• _Exercise requirements_
Count lines holding the string "JSON" in the data that follows. Reply with one number only.

--- START OF Listed entries ---

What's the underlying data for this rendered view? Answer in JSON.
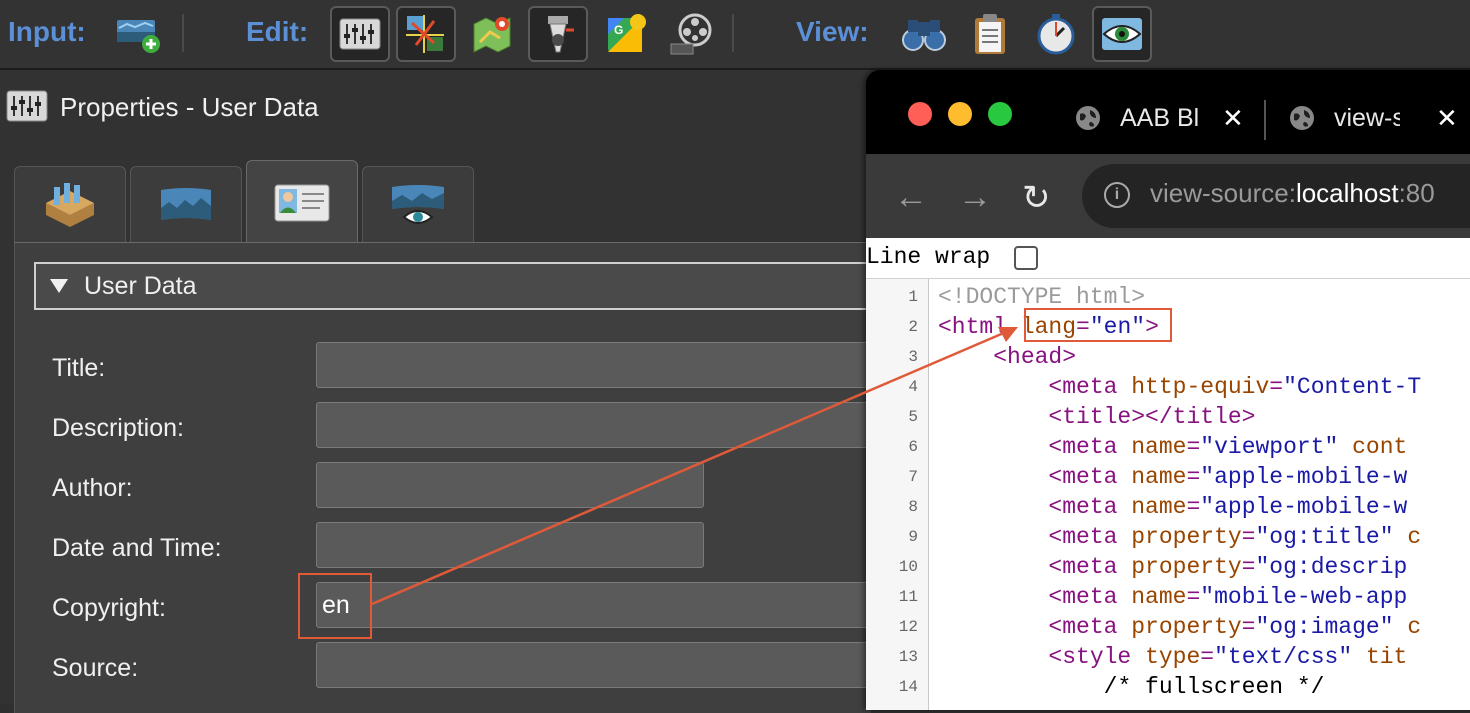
{
  "toolbar": {
    "input_label": "Input:",
    "edit_label": "Edit:",
    "view_label": "View:"
  },
  "properties": {
    "title": "Properties - User Data",
    "section_title": "User Data",
    "fields": [
      {
        "label": "Title:",
        "value": ""
      },
      {
        "label": "Description:",
        "value": ""
      },
      {
        "label": "Author:",
        "value": ""
      },
      {
        "label": "Date and Time:",
        "value": ""
      },
      {
        "label": "Copyright:",
        "value": "en"
      },
      {
        "label": "Source:",
        "value": ""
      }
    ]
  },
  "browser": {
    "tabs": [
      {
        "title": "AAB Bl",
        "close": "✕"
      },
      {
        "title": "view-sc",
        "close": "✕"
      }
    ],
    "url_scheme": "view-source:",
    "url_host": "localhost",
    "url_rest": ":80",
    "line_wrap_label": "Line wrap",
    "line_wrap_checked": false,
    "lines": [
      {
        "n": "1"
      },
      {
        "n": "2"
      },
      {
        "n": "3"
      },
      {
        "n": "4"
      },
      {
        "n": "5"
      },
      {
        "n": "6"
      },
      {
        "n": "7"
      },
      {
        "n": "8"
      },
      {
        "n": "9"
      },
      {
        "n": "10"
      },
      {
        "n": "11"
      },
      {
        "n": "12"
      },
      {
        "n": "13"
      },
      {
        "n": "14"
      }
    ]
  },
  "colors": {
    "accent_blue": "#5b8fd6",
    "annotation": "#e05a3a"
  },
  "icons": {
    "toolbar": [
      "add-panorama-icon",
      "properties-icon",
      "control-points-icon",
      "map-icon",
      "tour-icon",
      "google-maps-icon",
      "animation-icon",
      "binoculars-icon",
      "clipboard-icon",
      "timer-icon",
      "preview-eye-icon"
    ]
  }
}
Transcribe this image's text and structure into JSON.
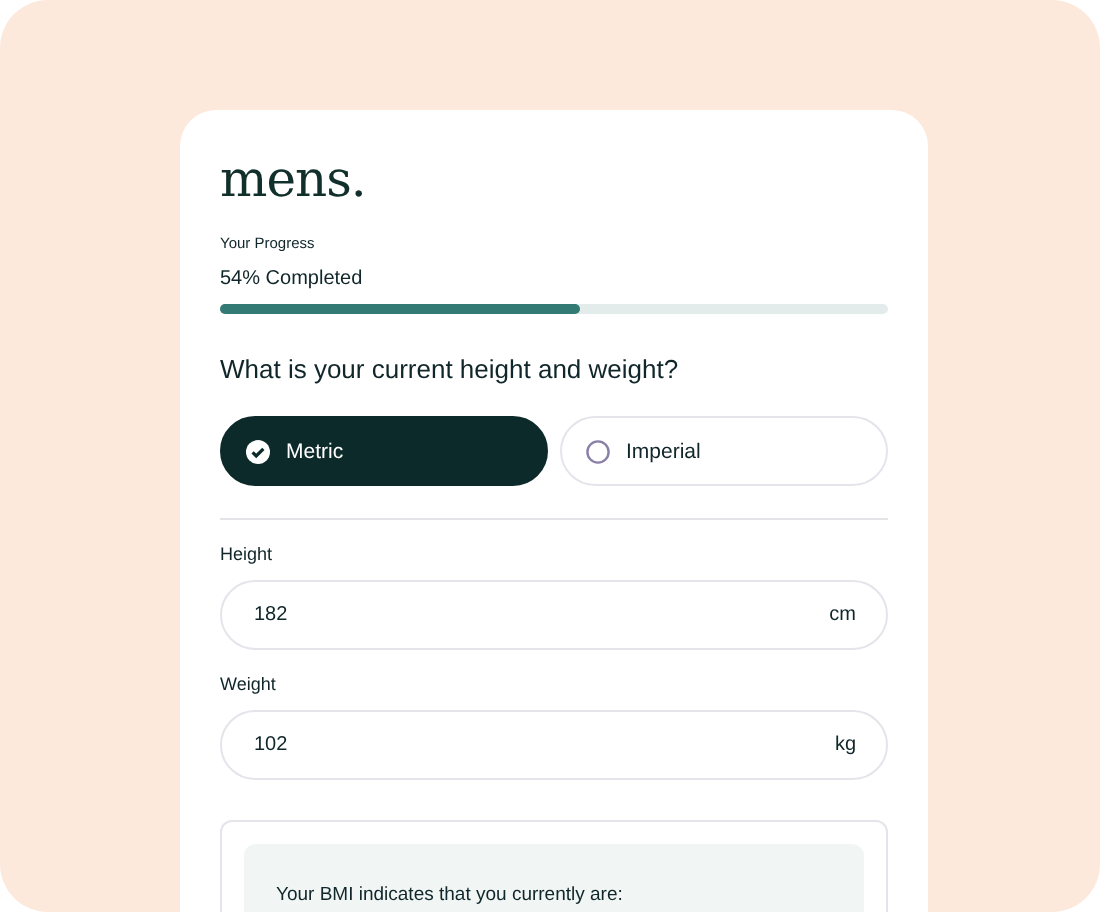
{
  "logo": "mens.",
  "progress": {
    "label": "Your Progress",
    "status": "54% Completed",
    "level": 0.54
  },
  "question": "What is your current height and weight?",
  "unit_options": [
    {
      "label": "Metric",
      "selected": true
    },
    {
      "label": "Imperial",
      "selected": false
    }
  ],
  "fields": [
    {
      "label": "Height",
      "value": "182",
      "unit": "cm"
    },
    {
      "label": "Weight",
      "value": "102",
      "unit": "kg"
    }
  ],
  "result": {
    "text": "Your BMI indicates that you currently are:"
  }
}
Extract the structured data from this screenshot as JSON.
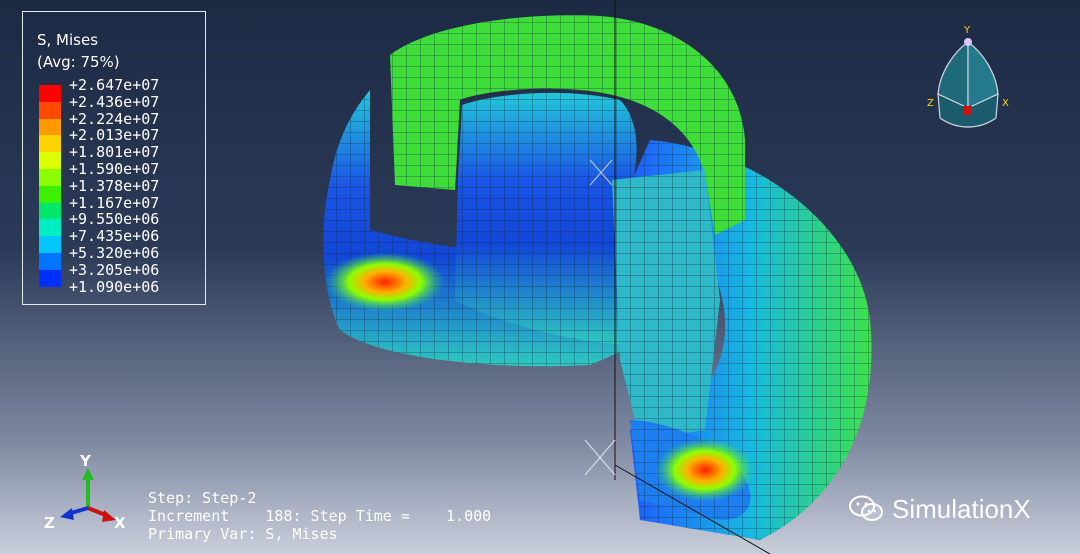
{
  "legend": {
    "title": "S, Mises",
    "subtitle": "(Avg: 75%)",
    "ticks": [
      "+2.647e+07",
      "+2.436e+07",
      "+2.224e+07",
      "+2.013e+07",
      "+1.801e+07",
      "+1.590e+07",
      "+1.378e+07",
      "+1.167e+07",
      "+9.550e+06",
      "+7.435e+06",
      "+5.320e+06",
      "+3.205e+06",
      "+1.090e+06"
    ],
    "colors": [
      "#ff0000",
      "#ff4a00",
      "#ff9a00",
      "#ffd200",
      "#d9ff00",
      "#8cff00",
      "#3cf000",
      "#00e86a",
      "#00eec4",
      "#00c8ff",
      "#0074ff",
      "#0030ff"
    ]
  },
  "status": {
    "step": "Step: Step-2",
    "increment": "Increment    188: Step Time =    1.000",
    "primary_var": "Primary Var: S, Mises"
  },
  "triad": {
    "y": "Y",
    "z": "Z",
    "x": "X"
  },
  "view_cube": {
    "y": "Y",
    "z": "Z",
    "x": "X"
  },
  "watermark": {
    "text": "SimulationX",
    "icon": "wechat-icon"
  }
}
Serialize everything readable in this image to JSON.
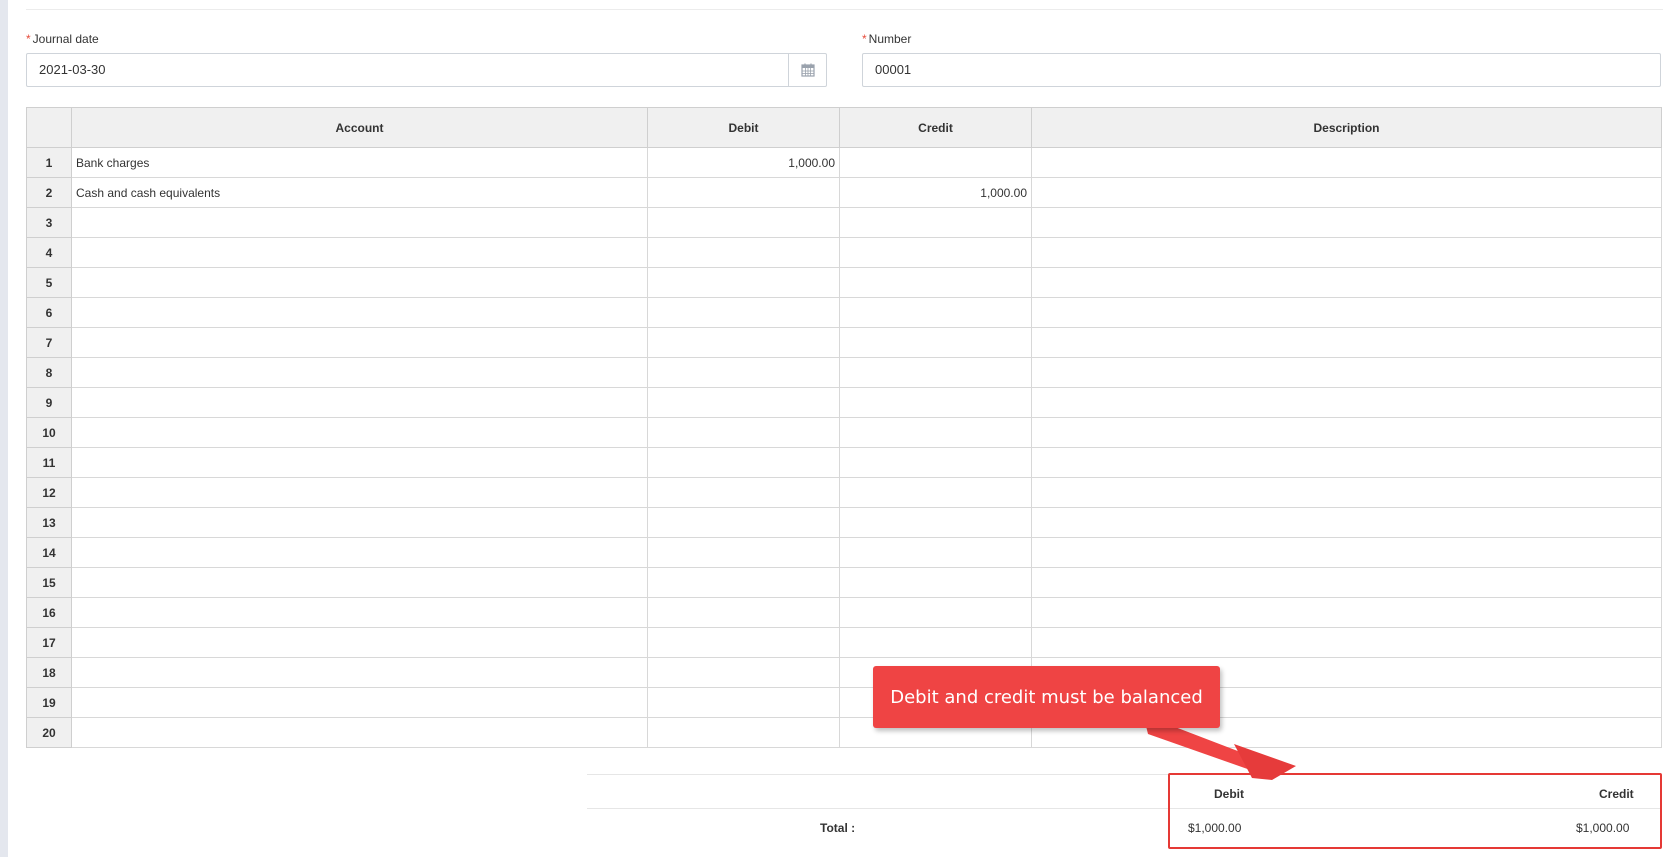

--- END OF Listed entries ---

• _Output of the task_
4